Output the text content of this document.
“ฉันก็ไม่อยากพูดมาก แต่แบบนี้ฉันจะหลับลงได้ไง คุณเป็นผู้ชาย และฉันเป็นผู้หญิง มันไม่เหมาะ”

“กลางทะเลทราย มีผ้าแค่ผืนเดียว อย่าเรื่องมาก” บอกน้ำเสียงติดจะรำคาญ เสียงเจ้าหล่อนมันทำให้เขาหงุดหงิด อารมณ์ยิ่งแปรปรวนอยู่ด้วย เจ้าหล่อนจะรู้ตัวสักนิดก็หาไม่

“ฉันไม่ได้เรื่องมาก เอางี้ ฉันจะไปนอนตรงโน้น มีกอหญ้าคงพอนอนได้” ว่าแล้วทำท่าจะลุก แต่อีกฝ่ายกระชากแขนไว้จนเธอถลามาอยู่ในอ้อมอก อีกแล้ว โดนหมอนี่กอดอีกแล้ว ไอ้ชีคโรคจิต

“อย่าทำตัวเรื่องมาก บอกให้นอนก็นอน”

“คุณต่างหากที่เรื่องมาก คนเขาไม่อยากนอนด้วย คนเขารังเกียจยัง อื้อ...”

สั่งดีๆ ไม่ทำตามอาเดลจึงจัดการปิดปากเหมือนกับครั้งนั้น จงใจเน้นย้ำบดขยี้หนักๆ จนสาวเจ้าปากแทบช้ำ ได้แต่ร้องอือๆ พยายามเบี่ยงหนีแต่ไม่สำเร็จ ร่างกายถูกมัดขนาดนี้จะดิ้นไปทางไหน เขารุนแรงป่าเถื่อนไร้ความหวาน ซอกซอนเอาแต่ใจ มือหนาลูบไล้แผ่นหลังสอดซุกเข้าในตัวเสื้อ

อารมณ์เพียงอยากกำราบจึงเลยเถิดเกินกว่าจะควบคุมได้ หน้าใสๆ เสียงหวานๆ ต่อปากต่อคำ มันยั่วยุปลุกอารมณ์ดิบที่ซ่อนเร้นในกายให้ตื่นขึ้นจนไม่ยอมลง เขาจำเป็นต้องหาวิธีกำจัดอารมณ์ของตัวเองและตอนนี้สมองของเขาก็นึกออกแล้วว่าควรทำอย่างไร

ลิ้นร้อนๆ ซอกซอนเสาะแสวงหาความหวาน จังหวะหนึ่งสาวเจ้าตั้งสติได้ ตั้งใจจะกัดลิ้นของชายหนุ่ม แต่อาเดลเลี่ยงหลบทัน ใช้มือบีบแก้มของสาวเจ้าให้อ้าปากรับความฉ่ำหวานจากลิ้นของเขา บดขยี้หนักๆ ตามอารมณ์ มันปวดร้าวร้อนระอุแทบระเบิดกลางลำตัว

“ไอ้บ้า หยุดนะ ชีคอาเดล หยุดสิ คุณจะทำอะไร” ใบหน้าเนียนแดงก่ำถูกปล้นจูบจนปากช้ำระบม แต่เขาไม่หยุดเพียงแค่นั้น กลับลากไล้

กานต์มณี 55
——
• **Written instruction**:
Repeat the material word for word, in full.

• **The output**:
Output the text content of this document.
“ฉันก็ไม่อยากพูดมาก แต่แบบนี้ฉันจะหลับลงได้ไง คุณเป็นผู้ชาย และฉันเป็นผู้หญิง มันไม่เหมาะ”

“กลางทะเลทราย มีผ้าแค่ผืนเดียว อย่าเรื่องมาก” บอกน้ำเสียงติดจะรำคาญ เสียงเจ้าหล่อนมันทำให้เขาหงุดหงิด อารมณ์ยิ่งแปรปรวนอยู่ด้วย เจ้าหล่อนจะรู้ตัวสักนิดก็หาไม่

“ฉันไม่ได้เรื่องมาก เอางี้ ฉันจะไปนอนตรงโน้น มีกอหญ้าคงพอนอนได้” ว่าแล้วทำท่าจะลุก แต่อีกฝ่ายกระชากแขนไว้จนเธอถลามาอยู่ในอ้อมอก อีกแล้ว โดนหมอนี่กอดอีกแล้ว ไอ้ชีคโรคจิต

“อย่าทำตัวเรื่องมาก บอกให้นอนก็นอน”

“คุณต่างหากที่เรื่องมาก คนเขาไม่อยากนอนด้วย คนเขารังเกียจยัง อื้อ...”

สั่งดีๆ ไม่ทำตามอาเดลจึงจัดการปิดปากเหมือนกับครั้งนั้น จงใจเน้นย้ำบดขยี้หนักๆ จนสาวเจ้าปากแทบช้ำ ได้แต่ร้องอือๆ พยายามเบี่ยงหนีแต่ไม่สำเร็จ ร่างกายถูกมัดขนาดนี้จะดิ้นไปทางไหน เขารุนแรงป่าเถื่อนไร้ความหวาน ซอกซอนเอาแต่ใจ มือหนาลูบไล้แผ่นหลังสอดซุกเข้าในตัวเสื้อ

อารมณ์เพียงอยากกำราบจึงเลยเถิดเกินกว่าจะควบคุมได้ หน้าใสๆ เสียงหวานๆ ต่อปากต่อคำ มันยั่วยุปลุกอารมณ์ดิบที่ซ่อนเร้นในกายให้ตื่นขึ้นจนไม่ยอมลง เขาจำเป็นต้องหาวิธีกำจัดอารมณ์ของตัวเองและตอนนี้สมองของเขาก็นึกออกแล้วว่าควรทำอย่างไร

ลิ้นร้อนๆ ซอกซอนเสาะแสวงหาความหวาน จังหวะหนึ่งสาวเจ้าตั้งสติได้ ตั้งใจจะกัดลิ้นของชายหนุ่ม แต่อาเดลเลี่ยงหลบทัน ใช้มือบีบแก้มของสาวเจ้าให้อ้าปากรับความฉ่ำหวานจากลิ้นของเขา บดขยี้หนักๆ ตามอารมณ์ มันปวดร้าวร้อนระอุแทบระเบิดกลางลำตัว

“ไอ้บ้า หยุดนะ ชีคอาเดล หยุดสิ คุณจะทำอะไร” ใบหน้าเนียนแดงก่ำถูกปล้นจูบจนปากช้ำระบม แต่เขาไม่หยุดเพียงแค่นั้น กลับลากไล้

กานต์มณี 55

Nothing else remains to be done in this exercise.